**GIVEN PROBLEM:** For the listing below, give the count of lines containing "AHEAD", and no other text.

+ + +

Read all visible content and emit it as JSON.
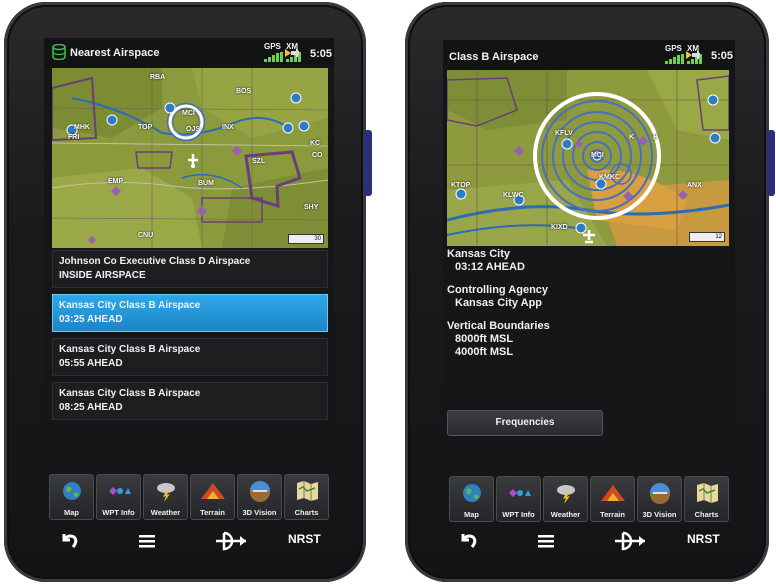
{
  "left": {
    "status": {
      "title": "Nearest Airspace",
      "gps_label": "GPS",
      "xm_label": "XM",
      "time": "5:05"
    },
    "map_labels": {
      "rba": "RBA",
      "bos": "BOS",
      "mhk": "MHK",
      "fri": "FRI",
      "top": "TOP",
      "mci": "MCI",
      "ojs": "OJS",
      "inx": "INX",
      "kc": "KC",
      "co": "CO",
      "szl": "SZL",
      "emp": "EMP",
      "bum": "BUM",
      "shy": "SHY",
      "cnu": "CNU",
      "scale": "30"
    },
    "list": [
      {
        "line1": "Johnson Co Executive Class D Airspace",
        "line2": "INSIDE AIRSPACE"
      },
      {
        "line1": "Kansas City Class B Airspace",
        "line2": "03:25 AHEAD"
      },
      {
        "line1": "Kansas City Class B Airspace",
        "line2": "05:55 AHEAD"
      },
      {
        "line1": "Kansas City Class B Airspace",
        "line2": "08:25 AHEAD"
      }
    ]
  },
  "right": {
    "status": {
      "title": "Class B Airspace",
      "gps_label": "GPS",
      "xm_label": "XM",
      "time": "5:05"
    },
    "map_labels": {
      "kflv": "KFLV",
      "mci": "MCI",
      "kmkc": "KMKC",
      "ktop": "KTOP",
      "klwc": "KLWC",
      "kixd": "KIXD",
      "anx": "ANX",
      "k": "K",
      "h": "H",
      "scale": "12"
    },
    "details": {
      "name": "Kansas City",
      "eta": "03:12 AHEAD",
      "agency_label": "Controlling Agency",
      "agency": "Kansas City App",
      "vb_label": "Vertical Boundaries",
      "ceiling": "8000ft MSL",
      "floor": "4000ft MSL"
    },
    "frequencies_button": "Frequencies"
  },
  "apps": [
    "Map",
    "WPT Info",
    "Weather",
    "Terrain",
    "3D Vision",
    "Charts"
  ],
  "hardware": {
    "nrst": "NRST"
  },
  "colors": {
    "selection": "#2ea8e8",
    "class_b_ring": "#ffffff",
    "airspace_purple": "#7a3f86",
    "map_terrain": "#8a9a3c"
  }
}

+ + +

**ANSWER TO THE TASK:** 4